WHAT IS BEING ASKED: Check every line below for the string "Nättinen", and copy the lines that contain it.

[Figure contents as structured data]

::::

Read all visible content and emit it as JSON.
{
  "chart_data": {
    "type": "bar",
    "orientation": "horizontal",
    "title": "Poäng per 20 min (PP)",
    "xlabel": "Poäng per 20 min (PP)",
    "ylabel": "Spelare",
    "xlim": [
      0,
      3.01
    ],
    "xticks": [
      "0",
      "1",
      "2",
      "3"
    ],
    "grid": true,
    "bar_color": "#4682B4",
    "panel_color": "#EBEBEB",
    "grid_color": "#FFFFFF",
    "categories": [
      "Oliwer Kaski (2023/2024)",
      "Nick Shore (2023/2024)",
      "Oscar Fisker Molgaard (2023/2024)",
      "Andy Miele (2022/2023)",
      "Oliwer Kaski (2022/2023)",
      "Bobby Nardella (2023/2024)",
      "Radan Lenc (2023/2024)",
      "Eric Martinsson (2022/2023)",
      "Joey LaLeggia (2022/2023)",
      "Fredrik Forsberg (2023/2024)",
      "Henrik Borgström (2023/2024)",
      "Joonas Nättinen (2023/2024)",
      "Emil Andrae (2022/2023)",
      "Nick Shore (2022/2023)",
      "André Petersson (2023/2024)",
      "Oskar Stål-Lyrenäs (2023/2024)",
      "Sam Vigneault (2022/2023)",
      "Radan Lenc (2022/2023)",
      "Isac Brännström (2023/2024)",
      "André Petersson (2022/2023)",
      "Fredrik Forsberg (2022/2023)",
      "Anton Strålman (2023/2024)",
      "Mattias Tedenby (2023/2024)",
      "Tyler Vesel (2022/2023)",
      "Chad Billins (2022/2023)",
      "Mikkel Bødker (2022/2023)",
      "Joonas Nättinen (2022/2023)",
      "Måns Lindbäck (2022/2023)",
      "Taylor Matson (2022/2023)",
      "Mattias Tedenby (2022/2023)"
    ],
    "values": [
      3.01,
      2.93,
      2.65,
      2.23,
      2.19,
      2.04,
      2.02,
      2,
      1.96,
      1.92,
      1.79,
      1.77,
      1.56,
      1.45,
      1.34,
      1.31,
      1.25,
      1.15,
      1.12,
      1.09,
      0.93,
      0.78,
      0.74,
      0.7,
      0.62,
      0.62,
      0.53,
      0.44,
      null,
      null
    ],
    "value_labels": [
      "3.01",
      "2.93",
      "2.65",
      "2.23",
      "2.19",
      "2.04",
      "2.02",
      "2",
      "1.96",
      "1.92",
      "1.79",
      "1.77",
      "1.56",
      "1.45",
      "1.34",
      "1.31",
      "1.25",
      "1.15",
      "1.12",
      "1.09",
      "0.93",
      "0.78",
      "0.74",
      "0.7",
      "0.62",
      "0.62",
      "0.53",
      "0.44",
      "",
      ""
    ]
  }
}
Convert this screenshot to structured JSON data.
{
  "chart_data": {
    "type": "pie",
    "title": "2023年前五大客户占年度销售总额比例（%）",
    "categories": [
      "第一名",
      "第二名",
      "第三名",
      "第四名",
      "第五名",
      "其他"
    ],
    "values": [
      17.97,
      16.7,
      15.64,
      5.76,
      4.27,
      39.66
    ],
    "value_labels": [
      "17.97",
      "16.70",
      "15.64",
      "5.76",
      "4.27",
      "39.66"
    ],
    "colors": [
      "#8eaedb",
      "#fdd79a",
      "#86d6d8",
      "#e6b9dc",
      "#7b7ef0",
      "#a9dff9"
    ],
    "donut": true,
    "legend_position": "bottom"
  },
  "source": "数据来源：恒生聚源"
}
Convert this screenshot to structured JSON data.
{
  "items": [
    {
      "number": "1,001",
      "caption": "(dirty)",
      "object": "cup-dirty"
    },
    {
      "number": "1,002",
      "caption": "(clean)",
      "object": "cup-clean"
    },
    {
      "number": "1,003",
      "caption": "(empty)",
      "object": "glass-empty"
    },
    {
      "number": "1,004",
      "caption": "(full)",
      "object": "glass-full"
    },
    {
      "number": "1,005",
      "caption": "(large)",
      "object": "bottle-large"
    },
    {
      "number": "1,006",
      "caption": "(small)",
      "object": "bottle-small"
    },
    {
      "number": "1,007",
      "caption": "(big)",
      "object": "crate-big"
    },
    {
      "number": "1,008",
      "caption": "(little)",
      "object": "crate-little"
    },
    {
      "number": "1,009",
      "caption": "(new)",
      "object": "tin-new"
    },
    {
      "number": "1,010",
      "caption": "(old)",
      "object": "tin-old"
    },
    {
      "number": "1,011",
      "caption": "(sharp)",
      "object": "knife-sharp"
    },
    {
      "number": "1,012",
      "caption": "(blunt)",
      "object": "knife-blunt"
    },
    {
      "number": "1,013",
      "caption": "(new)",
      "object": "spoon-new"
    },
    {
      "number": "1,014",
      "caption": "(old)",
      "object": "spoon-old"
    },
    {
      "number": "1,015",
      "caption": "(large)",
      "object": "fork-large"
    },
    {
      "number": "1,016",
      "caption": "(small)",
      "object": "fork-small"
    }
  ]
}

::::

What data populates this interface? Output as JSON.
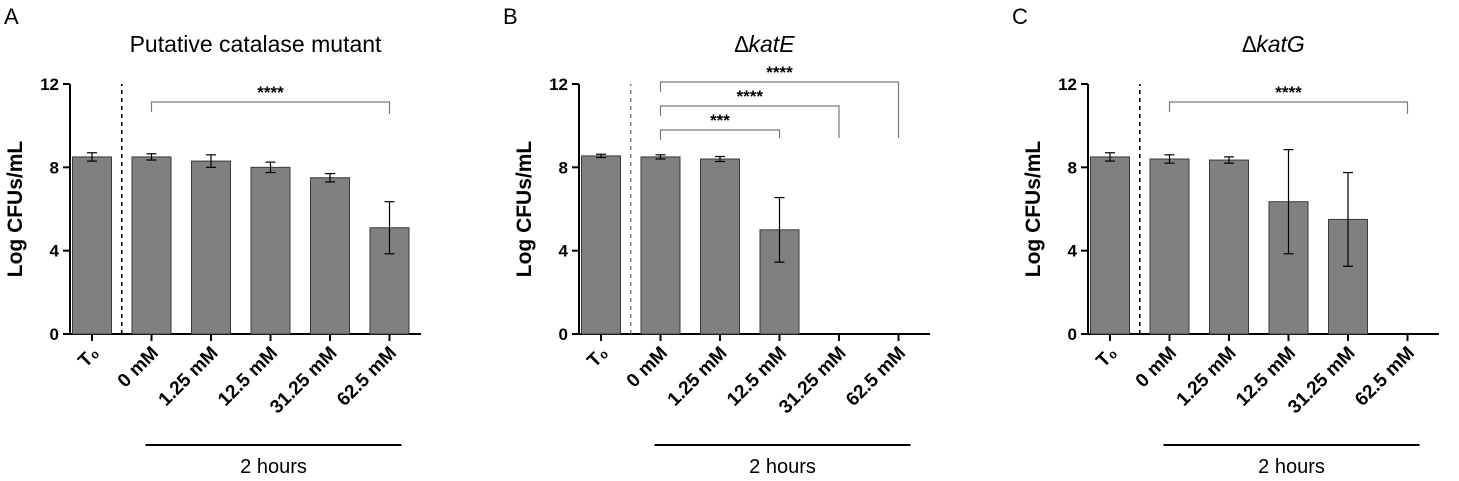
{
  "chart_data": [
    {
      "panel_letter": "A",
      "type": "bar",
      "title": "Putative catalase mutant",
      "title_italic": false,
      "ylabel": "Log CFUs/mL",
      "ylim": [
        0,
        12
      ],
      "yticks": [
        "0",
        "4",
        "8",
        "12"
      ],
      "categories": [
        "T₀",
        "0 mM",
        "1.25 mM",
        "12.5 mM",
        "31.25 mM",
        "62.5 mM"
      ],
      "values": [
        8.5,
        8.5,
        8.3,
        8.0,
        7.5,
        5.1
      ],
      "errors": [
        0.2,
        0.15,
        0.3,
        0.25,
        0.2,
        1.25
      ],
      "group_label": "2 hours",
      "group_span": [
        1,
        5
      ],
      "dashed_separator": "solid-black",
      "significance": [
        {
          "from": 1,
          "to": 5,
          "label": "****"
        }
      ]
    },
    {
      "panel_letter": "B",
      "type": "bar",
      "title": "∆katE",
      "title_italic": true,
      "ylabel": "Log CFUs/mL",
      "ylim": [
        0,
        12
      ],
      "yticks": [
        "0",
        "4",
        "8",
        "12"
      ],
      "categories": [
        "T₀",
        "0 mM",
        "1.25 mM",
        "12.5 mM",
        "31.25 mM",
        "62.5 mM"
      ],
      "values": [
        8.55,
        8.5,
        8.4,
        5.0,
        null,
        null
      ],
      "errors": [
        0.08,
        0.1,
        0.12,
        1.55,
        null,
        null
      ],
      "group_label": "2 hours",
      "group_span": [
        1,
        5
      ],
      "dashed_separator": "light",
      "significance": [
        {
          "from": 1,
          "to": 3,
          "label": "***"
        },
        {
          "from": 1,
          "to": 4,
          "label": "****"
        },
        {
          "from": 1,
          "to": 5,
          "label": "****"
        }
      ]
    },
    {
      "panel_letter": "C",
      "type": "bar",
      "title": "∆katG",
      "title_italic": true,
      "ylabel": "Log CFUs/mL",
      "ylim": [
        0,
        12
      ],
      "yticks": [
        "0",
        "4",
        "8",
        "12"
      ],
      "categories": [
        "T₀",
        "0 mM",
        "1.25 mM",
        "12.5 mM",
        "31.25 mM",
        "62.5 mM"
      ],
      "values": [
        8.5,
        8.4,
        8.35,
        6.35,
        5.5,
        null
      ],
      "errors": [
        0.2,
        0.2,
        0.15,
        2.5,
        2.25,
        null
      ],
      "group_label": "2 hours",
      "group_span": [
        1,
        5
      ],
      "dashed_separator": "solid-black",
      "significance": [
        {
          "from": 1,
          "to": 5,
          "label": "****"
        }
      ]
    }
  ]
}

::::

ANSWER TO THIS TASK:
      "Joonas Nättinen (2023/2024)",
      "Joonas Nättinen (2022/2023)",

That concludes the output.